# What this task involves:
Reproduce every entry below precisely; do not include the pictures.

# Data provided:
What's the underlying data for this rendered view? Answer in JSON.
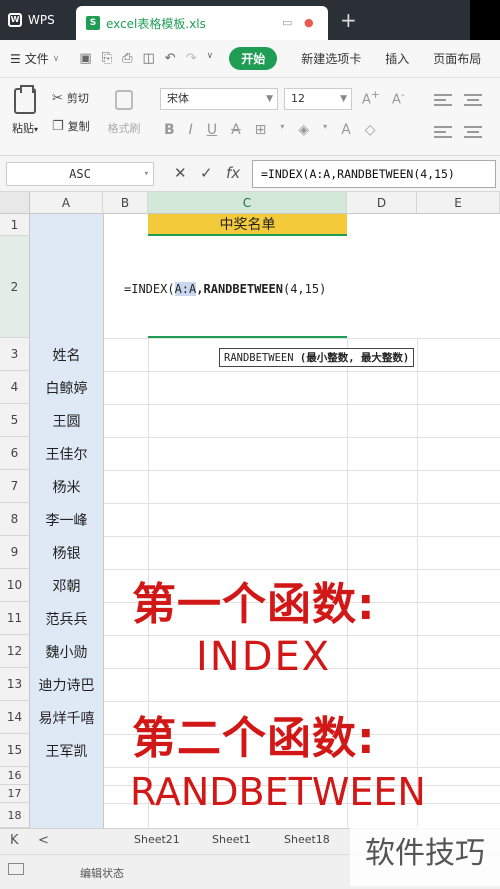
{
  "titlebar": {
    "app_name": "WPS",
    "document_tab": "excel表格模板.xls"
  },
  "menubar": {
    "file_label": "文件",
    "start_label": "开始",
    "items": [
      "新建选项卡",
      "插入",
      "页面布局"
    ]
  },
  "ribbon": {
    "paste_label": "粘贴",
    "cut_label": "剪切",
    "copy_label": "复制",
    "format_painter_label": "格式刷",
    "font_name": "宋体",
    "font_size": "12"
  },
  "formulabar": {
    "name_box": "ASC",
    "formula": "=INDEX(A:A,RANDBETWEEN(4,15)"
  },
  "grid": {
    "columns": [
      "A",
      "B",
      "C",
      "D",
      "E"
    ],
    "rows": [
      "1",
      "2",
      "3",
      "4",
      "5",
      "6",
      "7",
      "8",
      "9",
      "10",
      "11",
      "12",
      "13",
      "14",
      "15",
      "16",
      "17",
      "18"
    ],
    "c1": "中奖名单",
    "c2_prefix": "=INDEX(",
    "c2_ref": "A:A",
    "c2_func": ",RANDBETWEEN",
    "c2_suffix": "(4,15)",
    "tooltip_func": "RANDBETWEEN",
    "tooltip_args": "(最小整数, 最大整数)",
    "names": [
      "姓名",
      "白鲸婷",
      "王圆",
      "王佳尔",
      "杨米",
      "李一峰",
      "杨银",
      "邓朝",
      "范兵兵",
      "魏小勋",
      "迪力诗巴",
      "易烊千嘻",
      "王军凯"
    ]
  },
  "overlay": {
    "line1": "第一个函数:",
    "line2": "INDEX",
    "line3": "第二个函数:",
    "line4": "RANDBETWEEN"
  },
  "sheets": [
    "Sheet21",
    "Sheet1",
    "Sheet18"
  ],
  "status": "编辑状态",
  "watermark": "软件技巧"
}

# Task response:
What's the underlying data for this rendered view? Answer in JSON.
{
  "titlebar": {
    "app_name": "WPS",
    "document_tab": "excel表格模板.xls"
  },
  "menubar": {
    "file_label": "文件",
    "start_label": "开始",
    "items": [
      "新建选项卡",
      "插入",
      "页面布局"
    ]
  },
  "ribbon": {
    "paste_label": "粘贴",
    "cut_label": "剪切",
    "copy_label": "复制",
    "format_painter_label": "格式刷",
    "font_name": "宋体",
    "font_size": "12"
  },
  "formulabar": {
    "name_box": "ASC",
    "formula": "=INDEX(A:A,RANDBETWEEN(4,15)"
  },
  "grid": {
    "columns": [
      "A",
      "B",
      "C",
      "D",
      "E"
    ],
    "rows": [
      "1",
      "2",
      "3",
      "4",
      "5",
      "6",
      "7",
      "8",
      "9",
      "10",
      "11",
      "12",
      "13",
      "14",
      "15",
      "16",
      "17",
      "18"
    ],
    "c1": "中奖名单",
    "c2_prefix": "=INDEX(",
    "c2_ref": "A:A",
    "c2_func": ",RANDBETWEEN",
    "c2_suffix": "(4,15)",
    "tooltip_func": "RANDBETWEEN",
    "tooltip_args": "(最小整数, 最大整数)",
    "names": [
      "姓名",
      "白鲸婷",
      "王圆",
      "王佳尔",
      "杨米",
      "李一峰",
      "杨银",
      "邓朝",
      "范兵兵",
      "魏小勋",
      "迪力诗巴",
      "易烊千嘻",
      "王军凯"
    ]
  },
  "overlay": {
    "line1": "第一个函数:",
    "line2": "INDEX",
    "line3": "第二个函数:",
    "line4": "RANDBETWEEN"
  },
  "sheets": [
    "Sheet21",
    "Sheet1",
    "Sheet18"
  ],
  "status": "编辑状态",
  "watermark": "软件技巧"
}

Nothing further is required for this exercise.